_YOUR GOAL_: Gather every line of the entries that includes the word "this".

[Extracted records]
━━━━━━━━━━━━━━━━
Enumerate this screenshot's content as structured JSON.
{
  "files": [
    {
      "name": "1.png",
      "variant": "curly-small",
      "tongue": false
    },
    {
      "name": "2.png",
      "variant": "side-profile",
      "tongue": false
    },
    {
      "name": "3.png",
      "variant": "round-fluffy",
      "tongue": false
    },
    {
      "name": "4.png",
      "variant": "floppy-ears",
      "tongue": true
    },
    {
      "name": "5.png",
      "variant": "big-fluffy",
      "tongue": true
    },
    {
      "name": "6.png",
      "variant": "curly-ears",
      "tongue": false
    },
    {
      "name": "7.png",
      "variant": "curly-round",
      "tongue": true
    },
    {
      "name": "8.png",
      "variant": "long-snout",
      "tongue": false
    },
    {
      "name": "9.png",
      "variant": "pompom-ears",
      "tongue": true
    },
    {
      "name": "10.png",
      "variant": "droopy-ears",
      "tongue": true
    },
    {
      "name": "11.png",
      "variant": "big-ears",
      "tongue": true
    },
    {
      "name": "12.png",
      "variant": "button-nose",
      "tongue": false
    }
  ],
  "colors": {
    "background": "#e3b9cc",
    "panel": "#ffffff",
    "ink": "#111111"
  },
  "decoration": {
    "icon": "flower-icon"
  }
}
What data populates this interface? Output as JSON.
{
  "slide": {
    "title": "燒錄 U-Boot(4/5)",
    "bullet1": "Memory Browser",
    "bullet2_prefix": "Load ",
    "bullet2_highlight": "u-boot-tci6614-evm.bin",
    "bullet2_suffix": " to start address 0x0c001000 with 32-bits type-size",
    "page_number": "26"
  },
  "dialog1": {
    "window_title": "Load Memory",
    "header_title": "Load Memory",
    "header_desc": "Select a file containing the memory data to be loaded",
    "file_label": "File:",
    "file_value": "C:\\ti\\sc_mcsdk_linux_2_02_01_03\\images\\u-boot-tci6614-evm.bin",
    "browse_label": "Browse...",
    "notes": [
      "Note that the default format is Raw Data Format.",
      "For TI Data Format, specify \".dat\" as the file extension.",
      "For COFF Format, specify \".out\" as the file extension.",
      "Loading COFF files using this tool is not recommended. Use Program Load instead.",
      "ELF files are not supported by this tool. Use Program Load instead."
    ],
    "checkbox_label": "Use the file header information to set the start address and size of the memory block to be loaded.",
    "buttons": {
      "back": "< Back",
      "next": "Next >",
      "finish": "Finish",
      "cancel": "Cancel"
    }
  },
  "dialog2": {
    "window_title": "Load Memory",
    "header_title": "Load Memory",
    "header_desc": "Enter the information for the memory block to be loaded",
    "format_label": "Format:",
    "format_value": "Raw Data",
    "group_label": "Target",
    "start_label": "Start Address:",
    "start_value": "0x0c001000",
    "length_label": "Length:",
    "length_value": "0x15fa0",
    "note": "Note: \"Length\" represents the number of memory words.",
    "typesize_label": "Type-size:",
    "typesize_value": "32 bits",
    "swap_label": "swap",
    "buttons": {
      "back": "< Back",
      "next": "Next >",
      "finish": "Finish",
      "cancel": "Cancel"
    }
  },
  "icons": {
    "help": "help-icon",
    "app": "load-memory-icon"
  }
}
━━━━━━━━━━━━━━━━
_FULL ANSWER_:
Enumerate this screenshot's content as structured JSON.
What data populates this interface? Output as JSON.
      "Loading COFF files using this tool is not recommended. Use Program Load instead.",
      "ELF files are not supported by this tool. Use Program Load instead."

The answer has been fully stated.